• Data extract:
⁂
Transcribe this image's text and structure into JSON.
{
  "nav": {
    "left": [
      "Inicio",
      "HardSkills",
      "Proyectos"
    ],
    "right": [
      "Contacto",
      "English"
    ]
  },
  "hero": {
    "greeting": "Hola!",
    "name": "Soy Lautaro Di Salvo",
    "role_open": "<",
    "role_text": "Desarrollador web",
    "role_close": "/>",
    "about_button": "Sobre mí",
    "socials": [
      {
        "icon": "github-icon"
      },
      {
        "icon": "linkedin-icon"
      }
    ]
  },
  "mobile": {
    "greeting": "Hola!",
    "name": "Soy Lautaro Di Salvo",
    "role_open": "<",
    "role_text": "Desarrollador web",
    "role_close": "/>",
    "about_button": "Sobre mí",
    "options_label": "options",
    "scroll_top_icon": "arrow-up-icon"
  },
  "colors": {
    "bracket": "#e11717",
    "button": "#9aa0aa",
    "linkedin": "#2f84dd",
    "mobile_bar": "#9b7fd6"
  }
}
⁂
• Task instructions: Retype the records above exactly.

• Answer:
Transcribe this image's text and structure into JSON.
{
  "nav": {
    "left": [
      "Inicio",
      "HardSkills",
      "Proyectos"
    ],
    "right": [
      "Contacto",
      "English"
    ]
  },
  "hero": {
    "greeting": "Hola!",
    "name": "Soy Lautaro Di Salvo",
    "role_open": "<",
    "role_text": "Desarrollador web",
    "role_close": "/>",
    "about_button": "Sobre mí",
    "socials": [
      {
        "icon": "github-icon"
      },
      {
        "icon": "linkedin-icon"
      }
    ]
  },
  "mobile": {
    "greeting": "Hola!",
    "name": "Soy Lautaro Di Salvo",
    "role_open": "<",
    "role_text": "Desarrollador web",
    "role_close": "/>",
    "about_button": "Sobre mí",
    "options_label": "options",
    "scroll_top_icon": "arrow-up-icon"
  },
  "colors": {
    "bracket": "#e11717",
    "button": "#9aa0aa",
    "linkedin": "#2f84dd",
    "mobile_bar": "#9b7fd6"
  }
}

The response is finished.